=== Records for this exercise ===
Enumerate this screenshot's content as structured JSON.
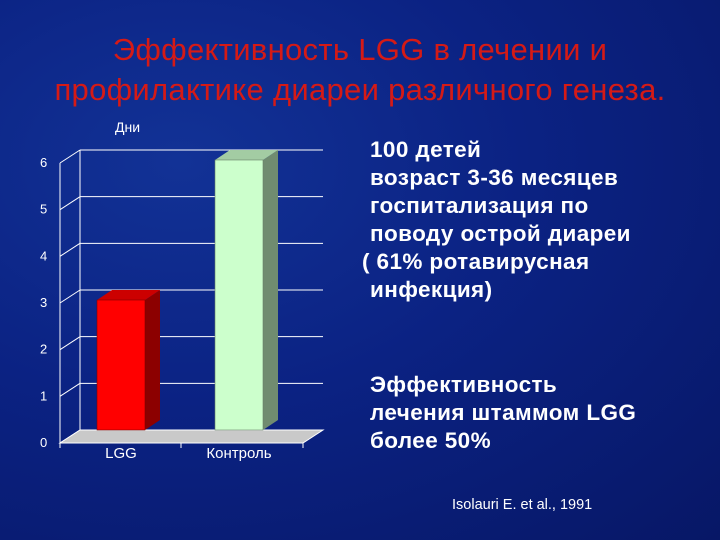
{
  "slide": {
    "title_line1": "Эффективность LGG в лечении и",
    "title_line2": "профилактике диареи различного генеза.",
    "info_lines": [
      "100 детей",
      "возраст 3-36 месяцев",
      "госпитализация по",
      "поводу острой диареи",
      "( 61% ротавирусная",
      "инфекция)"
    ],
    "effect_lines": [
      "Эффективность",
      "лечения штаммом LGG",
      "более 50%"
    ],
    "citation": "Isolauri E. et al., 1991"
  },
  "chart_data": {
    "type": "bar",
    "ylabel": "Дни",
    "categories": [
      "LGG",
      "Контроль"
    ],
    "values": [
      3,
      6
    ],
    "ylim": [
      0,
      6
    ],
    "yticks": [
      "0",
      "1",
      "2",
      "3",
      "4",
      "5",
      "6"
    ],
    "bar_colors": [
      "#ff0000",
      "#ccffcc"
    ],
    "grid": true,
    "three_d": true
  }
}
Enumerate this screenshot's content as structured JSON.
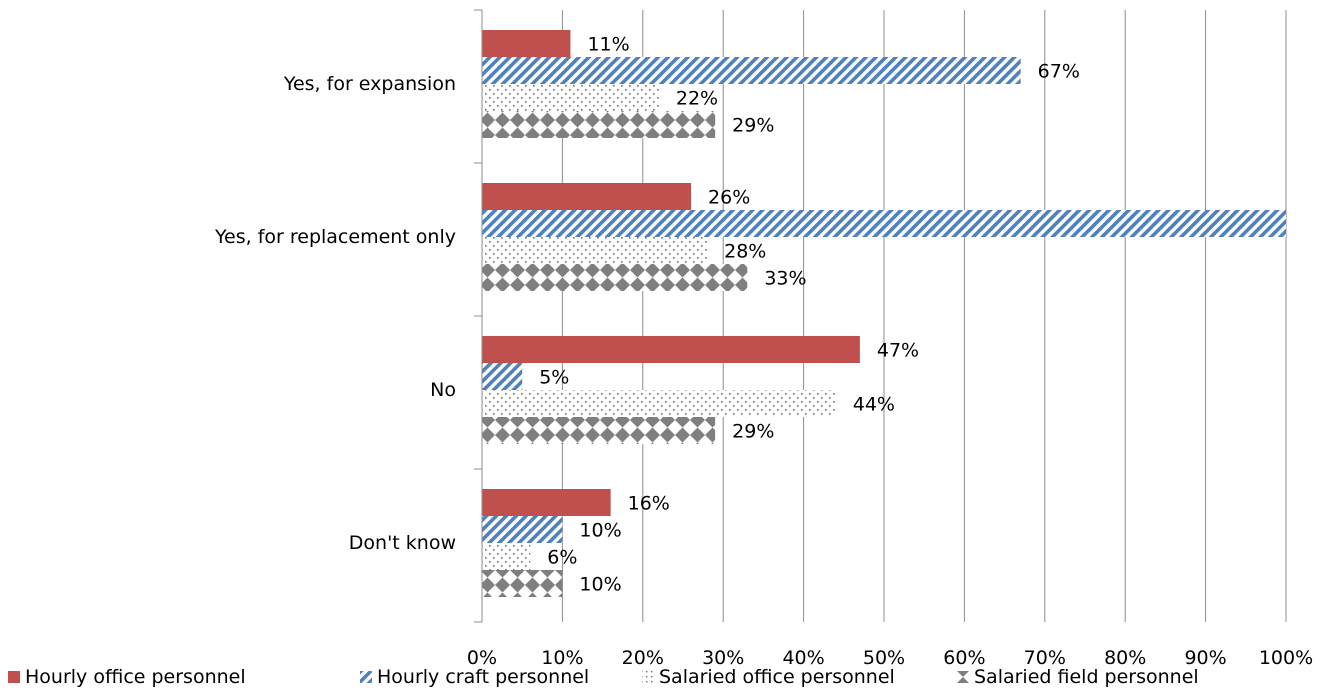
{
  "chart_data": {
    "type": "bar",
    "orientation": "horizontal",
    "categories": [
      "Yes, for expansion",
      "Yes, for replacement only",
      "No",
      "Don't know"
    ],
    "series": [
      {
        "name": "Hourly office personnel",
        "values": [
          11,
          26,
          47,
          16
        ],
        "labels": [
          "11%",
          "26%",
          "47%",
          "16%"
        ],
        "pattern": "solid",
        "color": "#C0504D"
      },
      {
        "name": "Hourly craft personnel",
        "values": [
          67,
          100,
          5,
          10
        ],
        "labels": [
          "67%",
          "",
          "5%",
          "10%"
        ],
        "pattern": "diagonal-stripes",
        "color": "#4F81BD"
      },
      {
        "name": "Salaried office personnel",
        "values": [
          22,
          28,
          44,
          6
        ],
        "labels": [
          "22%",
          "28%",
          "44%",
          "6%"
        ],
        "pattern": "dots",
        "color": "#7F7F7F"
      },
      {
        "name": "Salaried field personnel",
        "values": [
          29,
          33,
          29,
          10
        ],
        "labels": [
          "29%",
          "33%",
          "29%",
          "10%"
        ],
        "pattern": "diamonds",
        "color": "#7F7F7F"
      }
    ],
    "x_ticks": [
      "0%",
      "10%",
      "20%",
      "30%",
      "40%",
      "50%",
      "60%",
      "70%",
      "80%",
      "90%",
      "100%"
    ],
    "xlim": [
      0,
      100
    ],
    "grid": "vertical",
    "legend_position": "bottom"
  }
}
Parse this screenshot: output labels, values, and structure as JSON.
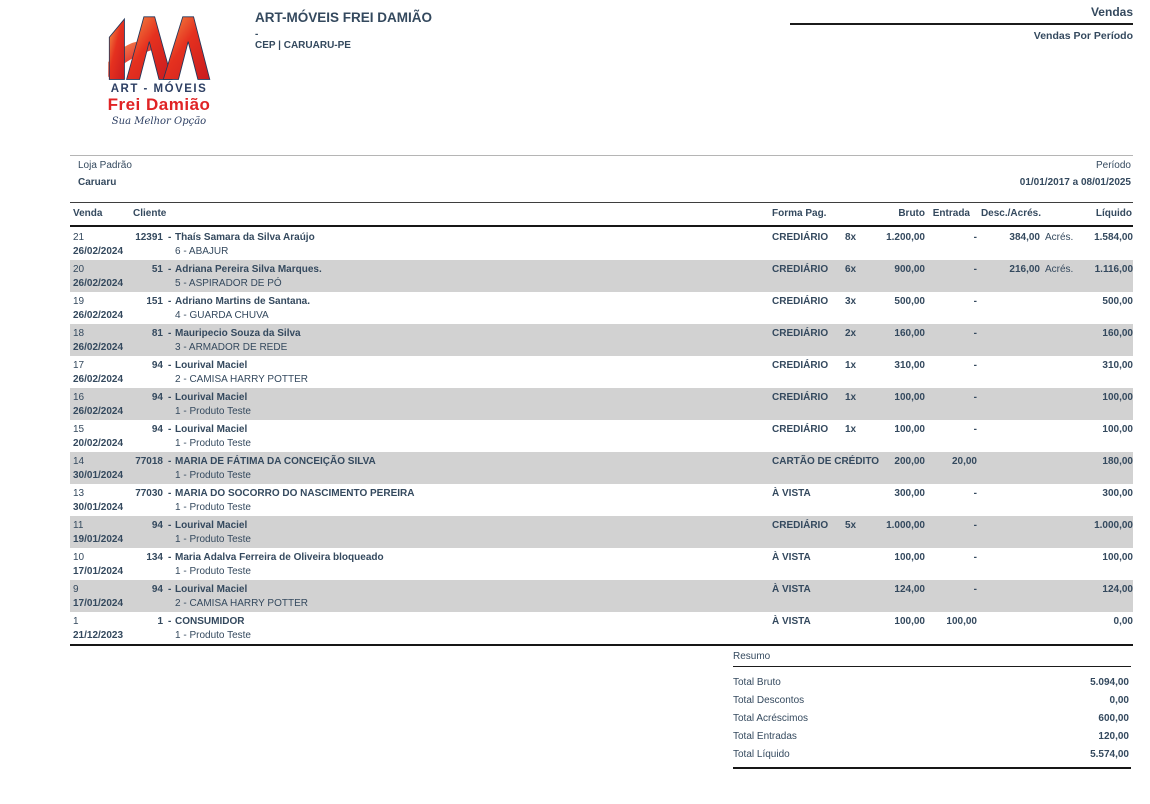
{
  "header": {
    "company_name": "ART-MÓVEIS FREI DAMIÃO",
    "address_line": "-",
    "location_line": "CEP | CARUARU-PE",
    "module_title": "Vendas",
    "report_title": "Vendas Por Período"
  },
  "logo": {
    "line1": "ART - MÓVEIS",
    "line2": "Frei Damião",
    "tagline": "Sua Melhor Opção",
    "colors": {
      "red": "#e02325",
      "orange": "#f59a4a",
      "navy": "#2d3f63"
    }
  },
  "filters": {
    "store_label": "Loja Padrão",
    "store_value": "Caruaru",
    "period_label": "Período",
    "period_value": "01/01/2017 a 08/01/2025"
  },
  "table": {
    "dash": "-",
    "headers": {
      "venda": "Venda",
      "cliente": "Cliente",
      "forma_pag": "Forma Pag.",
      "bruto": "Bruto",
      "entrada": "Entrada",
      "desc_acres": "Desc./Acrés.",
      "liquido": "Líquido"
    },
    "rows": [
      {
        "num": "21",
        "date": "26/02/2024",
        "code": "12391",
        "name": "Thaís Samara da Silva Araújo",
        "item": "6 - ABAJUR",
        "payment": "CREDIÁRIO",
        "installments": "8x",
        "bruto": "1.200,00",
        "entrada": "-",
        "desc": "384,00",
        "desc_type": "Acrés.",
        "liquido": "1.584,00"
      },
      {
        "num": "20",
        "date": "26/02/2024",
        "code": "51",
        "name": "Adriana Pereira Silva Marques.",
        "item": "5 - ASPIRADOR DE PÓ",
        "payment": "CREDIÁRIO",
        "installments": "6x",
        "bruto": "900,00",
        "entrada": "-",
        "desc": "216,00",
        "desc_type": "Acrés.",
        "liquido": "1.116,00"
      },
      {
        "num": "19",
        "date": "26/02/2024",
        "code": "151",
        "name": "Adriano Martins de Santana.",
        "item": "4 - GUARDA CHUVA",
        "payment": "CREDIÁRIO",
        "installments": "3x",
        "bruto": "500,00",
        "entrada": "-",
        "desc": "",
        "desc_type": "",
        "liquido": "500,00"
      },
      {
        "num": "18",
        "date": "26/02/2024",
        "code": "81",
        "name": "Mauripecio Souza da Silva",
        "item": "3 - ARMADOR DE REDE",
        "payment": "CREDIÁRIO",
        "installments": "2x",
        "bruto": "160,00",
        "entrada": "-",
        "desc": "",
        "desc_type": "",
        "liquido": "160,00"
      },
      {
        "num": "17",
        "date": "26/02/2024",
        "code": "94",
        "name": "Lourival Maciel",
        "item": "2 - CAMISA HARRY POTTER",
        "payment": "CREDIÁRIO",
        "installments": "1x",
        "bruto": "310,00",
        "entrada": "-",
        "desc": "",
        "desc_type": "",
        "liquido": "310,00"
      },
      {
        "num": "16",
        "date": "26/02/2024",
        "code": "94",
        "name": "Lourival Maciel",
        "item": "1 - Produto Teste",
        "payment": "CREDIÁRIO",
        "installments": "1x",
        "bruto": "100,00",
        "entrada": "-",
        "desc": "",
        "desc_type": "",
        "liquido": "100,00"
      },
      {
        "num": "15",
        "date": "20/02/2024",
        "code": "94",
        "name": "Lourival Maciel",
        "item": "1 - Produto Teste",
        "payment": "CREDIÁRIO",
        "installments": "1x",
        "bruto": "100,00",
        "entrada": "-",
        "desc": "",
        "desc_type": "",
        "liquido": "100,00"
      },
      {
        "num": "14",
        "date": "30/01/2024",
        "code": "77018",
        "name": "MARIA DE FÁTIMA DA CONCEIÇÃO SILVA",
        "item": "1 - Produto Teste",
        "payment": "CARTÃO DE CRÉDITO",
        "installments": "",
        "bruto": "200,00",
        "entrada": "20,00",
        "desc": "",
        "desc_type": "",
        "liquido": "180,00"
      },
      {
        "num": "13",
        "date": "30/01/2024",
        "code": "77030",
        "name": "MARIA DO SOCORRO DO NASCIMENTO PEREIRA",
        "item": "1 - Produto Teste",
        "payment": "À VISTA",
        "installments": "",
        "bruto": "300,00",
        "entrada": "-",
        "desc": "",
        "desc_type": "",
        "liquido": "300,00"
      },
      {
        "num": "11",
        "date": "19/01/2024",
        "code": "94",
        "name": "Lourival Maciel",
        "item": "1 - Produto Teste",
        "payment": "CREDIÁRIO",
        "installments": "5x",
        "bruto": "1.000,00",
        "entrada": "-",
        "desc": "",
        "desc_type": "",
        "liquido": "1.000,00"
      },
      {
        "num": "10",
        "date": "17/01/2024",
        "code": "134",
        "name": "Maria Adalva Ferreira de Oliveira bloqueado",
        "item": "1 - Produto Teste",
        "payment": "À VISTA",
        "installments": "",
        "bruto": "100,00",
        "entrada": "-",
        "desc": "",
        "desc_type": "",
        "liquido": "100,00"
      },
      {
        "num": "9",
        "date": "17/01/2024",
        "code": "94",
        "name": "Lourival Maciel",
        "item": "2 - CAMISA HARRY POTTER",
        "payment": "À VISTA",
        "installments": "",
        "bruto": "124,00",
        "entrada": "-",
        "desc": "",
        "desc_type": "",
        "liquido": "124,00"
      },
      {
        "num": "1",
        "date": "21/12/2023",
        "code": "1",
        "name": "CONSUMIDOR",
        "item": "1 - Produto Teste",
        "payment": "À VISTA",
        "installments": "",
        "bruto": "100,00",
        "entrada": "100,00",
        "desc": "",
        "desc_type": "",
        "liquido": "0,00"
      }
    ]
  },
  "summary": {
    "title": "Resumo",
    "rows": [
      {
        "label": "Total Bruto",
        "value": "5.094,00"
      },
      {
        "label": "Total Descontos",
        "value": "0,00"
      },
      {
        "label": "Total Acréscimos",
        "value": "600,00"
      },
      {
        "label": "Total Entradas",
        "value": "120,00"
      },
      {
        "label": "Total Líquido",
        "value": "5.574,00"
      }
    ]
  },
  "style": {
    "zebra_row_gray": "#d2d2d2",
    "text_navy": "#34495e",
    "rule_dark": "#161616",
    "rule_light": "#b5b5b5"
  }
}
===
Directions for this task: Copy each line of the data above that holds "pattern".

Result:
        "pattern": "solid",
        "pattern": "diagonal-stripes",
        "pattern": "dots",
        "pattern": "diamonds",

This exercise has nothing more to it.